* Begin INPUT RECORDS *

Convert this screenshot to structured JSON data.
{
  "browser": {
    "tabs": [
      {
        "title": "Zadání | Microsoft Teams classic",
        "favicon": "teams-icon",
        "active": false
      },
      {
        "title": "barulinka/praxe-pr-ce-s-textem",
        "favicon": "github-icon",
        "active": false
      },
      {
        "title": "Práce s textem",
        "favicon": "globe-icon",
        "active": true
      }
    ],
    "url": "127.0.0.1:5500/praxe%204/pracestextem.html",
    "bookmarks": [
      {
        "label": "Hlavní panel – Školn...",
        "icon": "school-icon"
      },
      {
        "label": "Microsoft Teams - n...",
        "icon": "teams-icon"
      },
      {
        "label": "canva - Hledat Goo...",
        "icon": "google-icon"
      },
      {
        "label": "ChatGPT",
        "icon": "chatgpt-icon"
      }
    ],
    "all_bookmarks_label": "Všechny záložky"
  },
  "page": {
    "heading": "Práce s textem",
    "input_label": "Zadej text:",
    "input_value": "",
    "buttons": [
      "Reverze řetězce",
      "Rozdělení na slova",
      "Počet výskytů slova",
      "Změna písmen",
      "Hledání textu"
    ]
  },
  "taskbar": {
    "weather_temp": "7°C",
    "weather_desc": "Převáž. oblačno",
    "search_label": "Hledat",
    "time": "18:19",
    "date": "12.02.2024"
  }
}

* End INPUT RECORDS *

DIRECTION
The records above should be restated word for word, please.

OUTPUT OF THE EXERCISE
Convert this screenshot to structured JSON data.
{
  "browser": {
    "tabs": [
      {
        "title": "Zadání | Microsoft Teams classic",
        "favicon": "teams-icon",
        "active": false
      },
      {
        "title": "barulinka/praxe-pr-ce-s-textem",
        "favicon": "github-icon",
        "active": false
      },
      {
        "title": "Práce s textem",
        "favicon": "globe-icon",
        "active": true
      }
    ],
    "url": "127.0.0.1:5500/praxe%204/pracestextem.html",
    "bookmarks": [
      {
        "label": "Hlavní panel – Školn...",
        "icon": "school-icon"
      },
      {
        "label": "Microsoft Teams - n...",
        "icon": "teams-icon"
      },
      {
        "label": "canva - Hledat Goo...",
        "icon": "google-icon"
      },
      {
        "label": "ChatGPT",
        "icon": "chatgpt-icon"
      }
    ],
    "all_bookmarks_label": "Všechny záložky"
  },
  "page": {
    "heading": "Práce s textem",
    "input_label": "Zadej text:",
    "input_value": "",
    "buttons": [
      "Reverze řetězce",
      "Rozdělení na slova",
      "Počet výskytů slova",
      "Změna písmen",
      "Hledání textu"
    ]
  },
  "taskbar": {
    "weather_temp": "7°C",
    "weather_desc": "Převáž. oblačno",
    "search_label": "Hledat",
    "time": "18:19",
    "date": "12.02.2024"
  }
}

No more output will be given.